Exercise objective :: Omit the images. Copy each entry word for word.

# Start of Data for this task

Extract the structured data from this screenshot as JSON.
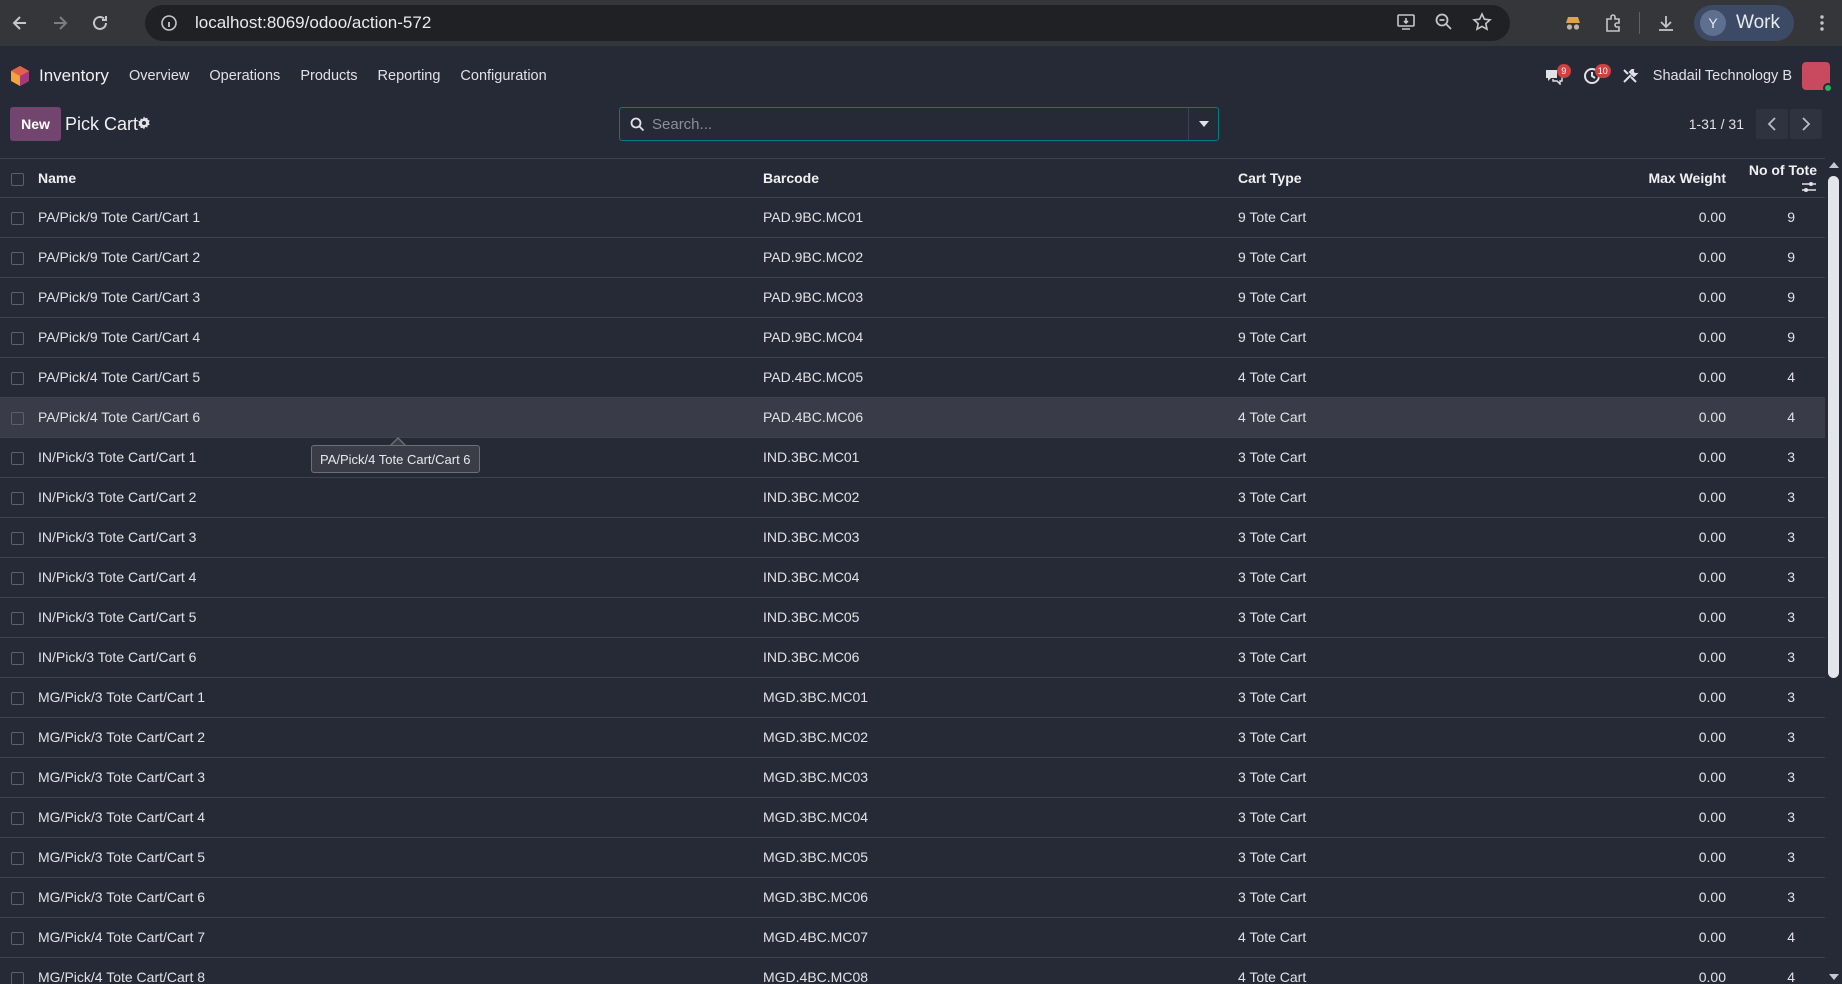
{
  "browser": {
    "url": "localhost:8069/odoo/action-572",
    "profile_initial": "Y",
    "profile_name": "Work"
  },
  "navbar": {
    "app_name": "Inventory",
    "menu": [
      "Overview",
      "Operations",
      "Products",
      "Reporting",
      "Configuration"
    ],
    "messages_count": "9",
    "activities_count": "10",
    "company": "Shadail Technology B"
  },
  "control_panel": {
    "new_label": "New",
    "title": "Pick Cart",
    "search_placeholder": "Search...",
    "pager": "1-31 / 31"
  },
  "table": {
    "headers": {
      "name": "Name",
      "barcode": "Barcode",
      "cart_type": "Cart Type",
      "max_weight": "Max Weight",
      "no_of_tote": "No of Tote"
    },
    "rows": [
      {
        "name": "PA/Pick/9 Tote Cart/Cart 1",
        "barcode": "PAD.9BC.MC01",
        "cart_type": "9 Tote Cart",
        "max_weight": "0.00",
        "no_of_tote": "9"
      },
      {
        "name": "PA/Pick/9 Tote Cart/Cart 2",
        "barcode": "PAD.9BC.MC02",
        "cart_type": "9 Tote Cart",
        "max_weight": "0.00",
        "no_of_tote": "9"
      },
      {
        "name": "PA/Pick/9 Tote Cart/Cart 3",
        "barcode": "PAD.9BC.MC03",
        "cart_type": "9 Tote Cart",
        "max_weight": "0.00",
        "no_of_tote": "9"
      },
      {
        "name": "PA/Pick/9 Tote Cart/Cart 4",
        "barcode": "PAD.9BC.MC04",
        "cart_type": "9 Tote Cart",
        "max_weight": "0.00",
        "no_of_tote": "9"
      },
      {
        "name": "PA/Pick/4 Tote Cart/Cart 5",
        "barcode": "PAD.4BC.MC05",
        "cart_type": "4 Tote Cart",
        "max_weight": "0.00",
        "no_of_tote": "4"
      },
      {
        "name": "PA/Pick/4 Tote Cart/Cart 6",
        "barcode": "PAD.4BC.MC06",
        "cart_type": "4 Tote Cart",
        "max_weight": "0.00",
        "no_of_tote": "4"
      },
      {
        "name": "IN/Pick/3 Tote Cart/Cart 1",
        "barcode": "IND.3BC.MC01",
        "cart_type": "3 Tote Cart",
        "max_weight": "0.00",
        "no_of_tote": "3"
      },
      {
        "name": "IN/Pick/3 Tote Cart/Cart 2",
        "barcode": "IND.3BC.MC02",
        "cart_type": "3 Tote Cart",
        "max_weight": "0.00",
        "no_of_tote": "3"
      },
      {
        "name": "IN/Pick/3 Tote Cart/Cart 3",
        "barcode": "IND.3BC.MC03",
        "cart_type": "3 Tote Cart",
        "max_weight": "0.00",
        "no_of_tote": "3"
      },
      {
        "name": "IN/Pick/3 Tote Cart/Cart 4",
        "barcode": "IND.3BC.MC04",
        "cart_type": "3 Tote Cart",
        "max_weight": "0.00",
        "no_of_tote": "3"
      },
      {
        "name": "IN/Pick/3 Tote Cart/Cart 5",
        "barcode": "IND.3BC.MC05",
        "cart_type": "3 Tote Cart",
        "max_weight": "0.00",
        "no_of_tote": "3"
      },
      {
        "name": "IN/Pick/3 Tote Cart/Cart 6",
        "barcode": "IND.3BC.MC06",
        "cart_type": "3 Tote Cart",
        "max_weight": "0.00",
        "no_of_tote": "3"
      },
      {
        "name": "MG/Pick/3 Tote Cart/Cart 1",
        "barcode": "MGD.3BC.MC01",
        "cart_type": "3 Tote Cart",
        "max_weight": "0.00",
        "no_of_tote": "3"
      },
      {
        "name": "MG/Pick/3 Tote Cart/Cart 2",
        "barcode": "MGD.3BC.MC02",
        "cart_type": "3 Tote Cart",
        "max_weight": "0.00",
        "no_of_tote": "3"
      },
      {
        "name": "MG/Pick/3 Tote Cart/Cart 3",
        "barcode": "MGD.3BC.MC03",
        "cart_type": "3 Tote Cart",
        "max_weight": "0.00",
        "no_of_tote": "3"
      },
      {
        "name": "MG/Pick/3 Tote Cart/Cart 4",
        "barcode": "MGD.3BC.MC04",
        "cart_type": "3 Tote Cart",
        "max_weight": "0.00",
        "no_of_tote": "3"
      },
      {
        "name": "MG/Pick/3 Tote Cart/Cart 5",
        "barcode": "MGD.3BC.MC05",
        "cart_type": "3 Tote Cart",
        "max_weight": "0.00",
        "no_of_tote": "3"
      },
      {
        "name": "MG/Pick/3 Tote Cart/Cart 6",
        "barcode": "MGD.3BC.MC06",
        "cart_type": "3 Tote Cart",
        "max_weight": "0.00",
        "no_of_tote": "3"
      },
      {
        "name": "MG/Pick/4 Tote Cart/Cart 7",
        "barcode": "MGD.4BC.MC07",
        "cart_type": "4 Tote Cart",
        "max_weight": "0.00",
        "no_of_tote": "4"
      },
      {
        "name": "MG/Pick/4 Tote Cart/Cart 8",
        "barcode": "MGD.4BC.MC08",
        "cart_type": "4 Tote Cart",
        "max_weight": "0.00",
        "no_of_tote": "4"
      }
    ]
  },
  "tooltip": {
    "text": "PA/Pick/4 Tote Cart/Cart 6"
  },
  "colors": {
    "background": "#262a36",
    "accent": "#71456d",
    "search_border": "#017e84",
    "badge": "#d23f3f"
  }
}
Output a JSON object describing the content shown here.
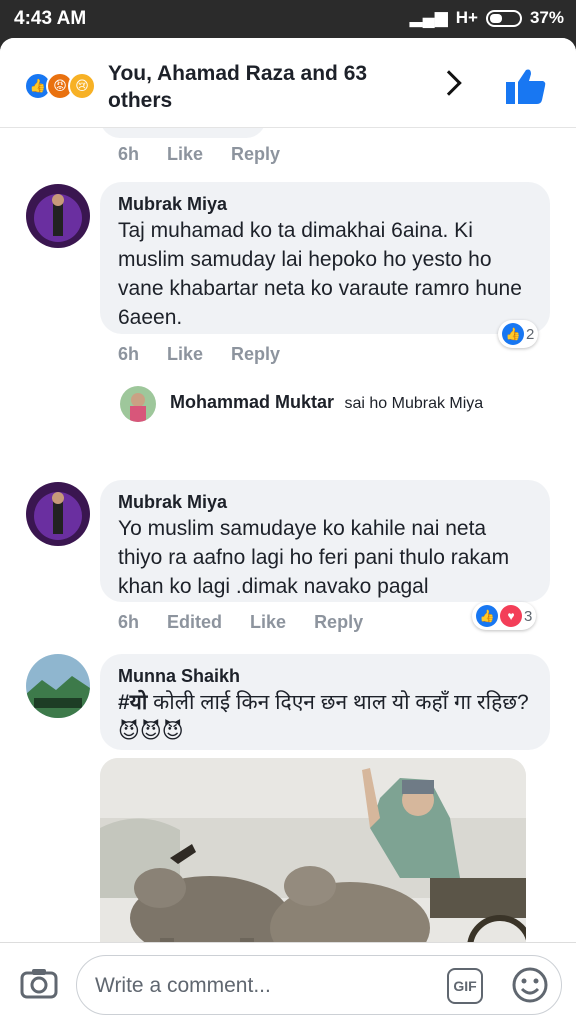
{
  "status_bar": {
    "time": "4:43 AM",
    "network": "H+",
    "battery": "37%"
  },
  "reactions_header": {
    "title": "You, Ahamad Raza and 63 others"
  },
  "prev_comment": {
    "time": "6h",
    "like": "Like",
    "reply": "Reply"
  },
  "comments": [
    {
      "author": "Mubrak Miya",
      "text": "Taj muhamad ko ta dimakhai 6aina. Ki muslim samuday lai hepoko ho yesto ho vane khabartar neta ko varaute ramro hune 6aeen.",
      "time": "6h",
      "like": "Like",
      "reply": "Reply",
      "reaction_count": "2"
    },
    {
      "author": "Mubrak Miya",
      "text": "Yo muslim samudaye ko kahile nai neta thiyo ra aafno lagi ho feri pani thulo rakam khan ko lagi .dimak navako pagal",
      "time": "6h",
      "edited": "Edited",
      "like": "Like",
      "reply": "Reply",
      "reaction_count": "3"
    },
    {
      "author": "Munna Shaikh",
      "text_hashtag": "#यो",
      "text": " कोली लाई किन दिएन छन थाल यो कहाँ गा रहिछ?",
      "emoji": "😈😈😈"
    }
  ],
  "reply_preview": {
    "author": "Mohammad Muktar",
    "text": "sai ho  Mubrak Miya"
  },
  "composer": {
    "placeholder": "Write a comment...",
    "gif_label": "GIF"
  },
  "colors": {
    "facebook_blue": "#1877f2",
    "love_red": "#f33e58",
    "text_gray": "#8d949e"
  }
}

# End of Data for this task

Output of the task ::
Extract the structured data from this screenshot as JSON.
{
  "browser": {
    "url": "localhost:8069/odoo/action-572",
    "profile_initial": "Y",
    "profile_name": "Work"
  },
  "navbar": {
    "app_name": "Inventory",
    "menu": [
      "Overview",
      "Operations",
      "Products",
      "Reporting",
      "Configuration"
    ],
    "messages_count": "9",
    "activities_count": "10",
    "company": "Shadail Technology B"
  },
  "control_panel": {
    "new_label": "New",
    "title": "Pick Cart",
    "search_placeholder": "Search...",
    "pager": "1-31 / 31"
  },
  "table": {
    "headers": {
      "name": "Name",
      "barcode": "Barcode",
      "cart_type": "Cart Type",
      "max_weight": "Max Weight",
      "no_of_tote": "No of Tote"
    },
    "rows": [
      {
        "name": "PA/Pick/9 Tote Cart/Cart 1",
        "barcode": "PAD.9BC.MC01",
        "cart_type": "9 Tote Cart",
        "max_weight": "0.00",
        "no_of_tote": "9"
      },
      {
        "name": "PA/Pick/9 Tote Cart/Cart 2",
        "barcode": "PAD.9BC.MC02",
        "cart_type": "9 Tote Cart",
        "max_weight": "0.00",
        "no_of_tote": "9"
      },
      {
        "name": "PA/Pick/9 Tote Cart/Cart 3",
        "barcode": "PAD.9BC.MC03",
        "cart_type": "9 Tote Cart",
        "max_weight": "0.00",
        "no_of_tote": "9"
      },
      {
        "name": "PA/Pick/9 Tote Cart/Cart 4",
        "barcode": "PAD.9BC.MC04",
        "cart_type": "9 Tote Cart",
        "max_weight": "0.00",
        "no_of_tote": "9"
      },
      {
        "name": "PA/Pick/4 Tote Cart/Cart 5",
        "barcode": "PAD.4BC.MC05",
        "cart_type": "4 Tote Cart",
        "max_weight": "0.00",
        "no_of_tote": "4"
      },
      {
        "name": "PA/Pick/4 Tote Cart/Cart 6",
        "barcode": "PAD.4BC.MC06",
        "cart_type": "4 Tote Cart",
        "max_weight": "0.00",
        "no_of_tote": "4"
      },
      {
        "name": "IN/Pick/3 Tote Cart/Cart 1",
        "barcode": "IND.3BC.MC01",
        "cart_type": "3 Tote Cart",
        "max_weight": "0.00",
        "no_of_tote": "3"
      },
      {
        "name": "IN/Pick/3 Tote Cart/Cart 2",
        "barcode": "IND.3BC.MC02",
        "cart_type": "3 Tote Cart",
        "max_weight": "0.00",
        "no_of_tote": "3"
      },
      {
        "name": "IN/Pick/3 Tote Cart/Cart 3",
        "barcode": "IND.3BC.MC03",
        "cart_type": "3 Tote Cart",
        "max_weight": "0.00",
        "no_of_tote": "3"
      },
      {
        "name": "IN/Pick/3 Tote Cart/Cart 4",
        "barcode": "IND.3BC.MC04",
        "cart_type": "3 Tote Cart",
        "max_weight": "0.00",
        "no_of_tote": "3"
      },
      {
        "name": "IN/Pick/3 Tote Cart/Cart 5",
        "barcode": "IND.3BC.MC05",
        "cart_type": "3 Tote Cart",
        "max_weight": "0.00",
        "no_of_tote": "3"
      },
      {
        "name": "IN/Pick/3 Tote Cart/Cart 6",
        "barcode": "IND.3BC.MC06",
        "cart_type": "3 Tote Cart",
        "max_weight": "0.00",
        "no_of_tote": "3"
      },
      {
        "name": "MG/Pick/3 Tote Cart/Cart 1",
        "barcode": "MGD.3BC.MC01",
        "cart_type": "3 Tote Cart",
        "max_weight": "0.00",
        "no_of_tote": "3"
      },
      {
        "name": "MG/Pick/3 Tote Cart/Cart 2",
        "barcode": "MGD.3BC.MC02",
        "cart_type": "3 Tote Cart",
        "max_weight": "0.00",
        "no_of_tote": "3"
      },
      {
        "name": "MG/Pick/3 Tote Cart/Cart 3",
        "barcode": "MGD.3BC.MC03",
        "cart_type": "3 Tote Cart",
        "max_weight": "0.00",
        "no_of_tote": "3"
      },
      {
        "name": "MG/Pick/3 Tote Cart/Cart 4",
        "barcode": "MGD.3BC.MC04",
        "cart_type": "3 Tote Cart",
        "max_weight": "0.00",
        "no_of_tote": "3"
      },
      {
        "name": "MG/Pick/3 Tote Cart/Cart 5",
        "barcode": "MGD.3BC.MC05",
        "cart_type": "3 Tote Cart",
        "max_weight": "0.00",
        "no_of_tote": "3"
      },
      {
        "name": "MG/Pick/3 Tote Cart/Cart 6",
        "barcode": "MGD.3BC.MC06",
        "cart_type": "3 Tote Cart",
        "max_weight": "0.00",
        "no_of_tote": "3"
      },
      {
        "name": "MG/Pick/4 Tote Cart/Cart 7",
        "barcode": "MGD.4BC.MC07",
        "cart_type": "4 Tote Cart",
        "max_weight": "0.00",
        "no_of_tote": "4"
      },
      {
        "name": "MG/Pick/4 Tote Cart/Cart 8",
        "barcode": "MGD.4BC.MC08",
        "cart_type": "4 Tote Cart",
        "max_weight": "0.00",
        "no_of_tote": "4"
      }
    ]
  },
  "tooltip": {
    "text": "PA/Pick/4 Tote Cart/Cart 6"
  },
  "colors": {
    "background": "#262a36",
    "accent": "#71456d",
    "search_border": "#017e84",
    "badge": "#d23f3f"
  }
}
Output a JSON object describing the content shown here.
{
  "status_bar": {
    "time": "4:43 AM",
    "network": "H+",
    "battery": "37%"
  },
  "reactions_header": {
    "title": "You, Ahamad Raza and 63 others"
  },
  "prev_comment": {
    "time": "6h",
    "like": "Like",
    "reply": "Reply"
  },
  "comments": [
    {
      "author": "Mubrak Miya",
      "text": "Taj muhamad ko ta dimakhai 6aina. Ki muslim samuday lai hepoko ho yesto ho vane khabartar neta ko varaute ramro hune 6aeen.",
      "time": "6h",
      "like": "Like",
      "reply": "Reply",
      "reaction_count": "2"
    },
    {
      "author": "Mubrak Miya",
      "text": "Yo muslim samudaye ko kahile nai neta thiyo ra aafno lagi ho feri pani thulo rakam khan ko lagi .dimak navako pagal",
      "time": "6h",
      "edited": "Edited",
      "like": "Like",
      "reply": "Reply",
      "reaction_count": "3"
    },
    {
      "author": "Munna Shaikh",
      "text_hashtag": "#यो",
      "text": " कोली लाई किन दिएन छन थाल यो कहाँ गा रहिछ?",
      "emoji": "😈😈😈"
    }
  ],
  "reply_preview": {
    "author": "Mohammad Muktar",
    "text": "sai ho  Mubrak Miya"
  },
  "composer": {
    "placeholder": "Write a comment...",
    "gif_label": "GIF"
  },
  "colors": {
    "facebook_blue": "#1877f2",
    "love_red": "#f33e58",
    "text_gray": "#8d949e"
  }
}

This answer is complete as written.